(Instruction): Find the lines containing the word "structured" and copy every one of them.

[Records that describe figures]

━━━━━━━━

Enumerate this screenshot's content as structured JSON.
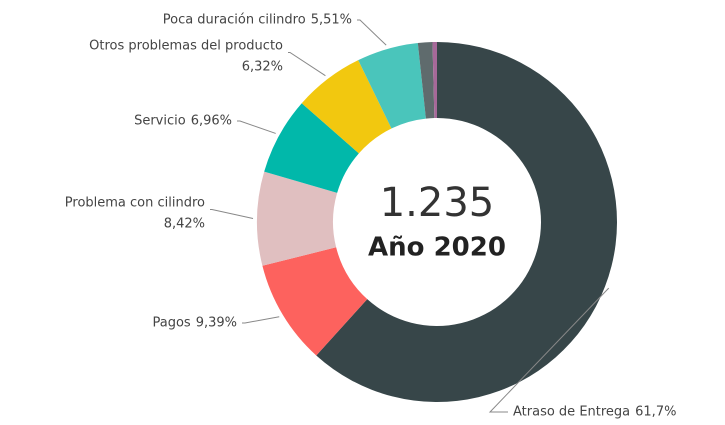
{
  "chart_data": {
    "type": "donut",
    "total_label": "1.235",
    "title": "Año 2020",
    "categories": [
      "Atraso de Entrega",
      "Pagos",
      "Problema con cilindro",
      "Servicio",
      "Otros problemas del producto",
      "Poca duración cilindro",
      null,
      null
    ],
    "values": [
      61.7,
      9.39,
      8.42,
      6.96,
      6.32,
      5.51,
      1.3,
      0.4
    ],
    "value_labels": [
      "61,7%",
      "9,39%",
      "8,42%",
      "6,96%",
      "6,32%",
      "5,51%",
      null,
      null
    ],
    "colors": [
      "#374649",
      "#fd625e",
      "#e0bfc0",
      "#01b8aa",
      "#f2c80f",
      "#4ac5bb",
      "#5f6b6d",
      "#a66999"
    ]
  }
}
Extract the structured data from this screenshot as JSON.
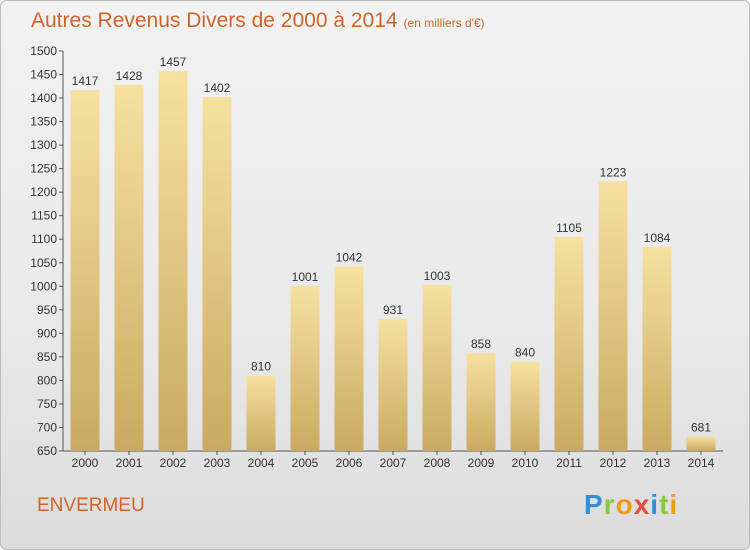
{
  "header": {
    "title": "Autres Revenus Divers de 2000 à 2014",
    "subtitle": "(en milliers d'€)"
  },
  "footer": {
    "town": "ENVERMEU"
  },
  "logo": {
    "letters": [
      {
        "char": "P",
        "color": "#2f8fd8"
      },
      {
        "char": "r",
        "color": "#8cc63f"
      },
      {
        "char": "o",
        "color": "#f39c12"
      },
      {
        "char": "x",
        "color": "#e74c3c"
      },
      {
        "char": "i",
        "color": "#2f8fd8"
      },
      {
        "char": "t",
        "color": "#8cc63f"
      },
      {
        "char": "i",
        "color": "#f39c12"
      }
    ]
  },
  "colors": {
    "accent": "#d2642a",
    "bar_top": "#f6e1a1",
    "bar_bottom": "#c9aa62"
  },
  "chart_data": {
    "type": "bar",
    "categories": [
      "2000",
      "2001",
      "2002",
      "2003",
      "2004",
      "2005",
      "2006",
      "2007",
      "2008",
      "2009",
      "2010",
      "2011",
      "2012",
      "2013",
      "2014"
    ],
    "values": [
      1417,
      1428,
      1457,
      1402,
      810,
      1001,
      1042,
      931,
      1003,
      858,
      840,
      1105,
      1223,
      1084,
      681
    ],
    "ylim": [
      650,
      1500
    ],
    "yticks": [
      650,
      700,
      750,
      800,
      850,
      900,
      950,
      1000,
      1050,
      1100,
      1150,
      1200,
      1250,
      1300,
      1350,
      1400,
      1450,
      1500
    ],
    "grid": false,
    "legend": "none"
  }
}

━━━━━━━━

(Result for this exercise):
Enumerate this screenshot's content as structured JSON.
Extract the structured data from this screenshot as JSON.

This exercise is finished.